** start **

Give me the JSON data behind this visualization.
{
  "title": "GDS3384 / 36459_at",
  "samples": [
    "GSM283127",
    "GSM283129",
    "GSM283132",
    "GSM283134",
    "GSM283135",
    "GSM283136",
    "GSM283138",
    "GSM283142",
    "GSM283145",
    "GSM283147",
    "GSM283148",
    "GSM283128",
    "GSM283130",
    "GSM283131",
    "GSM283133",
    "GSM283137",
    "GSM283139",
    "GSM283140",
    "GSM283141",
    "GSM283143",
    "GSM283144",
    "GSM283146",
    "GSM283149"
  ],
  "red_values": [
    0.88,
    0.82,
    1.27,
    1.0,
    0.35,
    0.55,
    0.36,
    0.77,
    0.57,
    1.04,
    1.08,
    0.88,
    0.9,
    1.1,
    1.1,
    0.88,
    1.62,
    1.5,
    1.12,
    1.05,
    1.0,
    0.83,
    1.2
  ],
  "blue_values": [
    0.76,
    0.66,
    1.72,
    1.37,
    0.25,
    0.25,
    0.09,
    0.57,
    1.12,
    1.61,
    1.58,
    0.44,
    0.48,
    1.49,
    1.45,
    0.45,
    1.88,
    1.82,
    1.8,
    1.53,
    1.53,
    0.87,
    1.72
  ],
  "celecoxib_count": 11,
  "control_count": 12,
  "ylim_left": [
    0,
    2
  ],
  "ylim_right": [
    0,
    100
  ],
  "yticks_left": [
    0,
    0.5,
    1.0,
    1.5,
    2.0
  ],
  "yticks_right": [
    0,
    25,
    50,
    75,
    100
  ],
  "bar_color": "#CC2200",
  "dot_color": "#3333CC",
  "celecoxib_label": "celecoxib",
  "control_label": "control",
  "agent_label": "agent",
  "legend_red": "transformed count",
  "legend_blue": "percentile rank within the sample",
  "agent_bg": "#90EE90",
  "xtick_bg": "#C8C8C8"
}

** end **

◆ **Requirements**: Each record above must be given again exactly.

◆ **Task solution**:
Give me the JSON data behind this visualization.
{
  "title": "GDS3384 / 36459_at",
  "samples": [
    "GSM283127",
    "GSM283129",
    "GSM283132",
    "GSM283134",
    "GSM283135",
    "GSM283136",
    "GSM283138",
    "GSM283142",
    "GSM283145",
    "GSM283147",
    "GSM283148",
    "GSM283128",
    "GSM283130",
    "GSM283131",
    "GSM283133",
    "GSM283137",
    "GSM283139",
    "GSM283140",
    "GSM283141",
    "GSM283143",
    "GSM283144",
    "GSM283146",
    "GSM283149"
  ],
  "red_values": [
    0.88,
    0.82,
    1.27,
    1.0,
    0.35,
    0.55,
    0.36,
    0.77,
    0.57,
    1.04,
    1.08,
    0.88,
    0.9,
    1.1,
    1.1,
    0.88,
    1.62,
    1.5,
    1.12,
    1.05,
    1.0,
    0.83,
    1.2
  ],
  "blue_values": [
    0.76,
    0.66,
    1.72,
    1.37,
    0.25,
    0.25,
    0.09,
    0.57,
    1.12,
    1.61,
    1.58,
    0.44,
    0.48,
    1.49,
    1.45,
    0.45,
    1.88,
    1.82,
    1.8,
    1.53,
    1.53,
    0.87,
    1.72
  ],
  "celecoxib_count": 11,
  "control_count": 12,
  "ylim_left": [
    0,
    2
  ],
  "ylim_right": [
    0,
    100
  ],
  "yticks_left": [
    0,
    0.5,
    1.0,
    1.5,
    2.0
  ],
  "yticks_right": [
    0,
    25,
    50,
    75,
    100
  ],
  "bar_color": "#CC2200",
  "dot_color": "#3333CC",
  "celecoxib_label": "celecoxib",
  "control_label": "control",
  "agent_label": "agent",
  "legend_red": "transformed count",
  "legend_blue": "percentile rank within the sample",
  "agent_bg": "#90EE90",
  "xtick_bg": "#C8C8C8"
}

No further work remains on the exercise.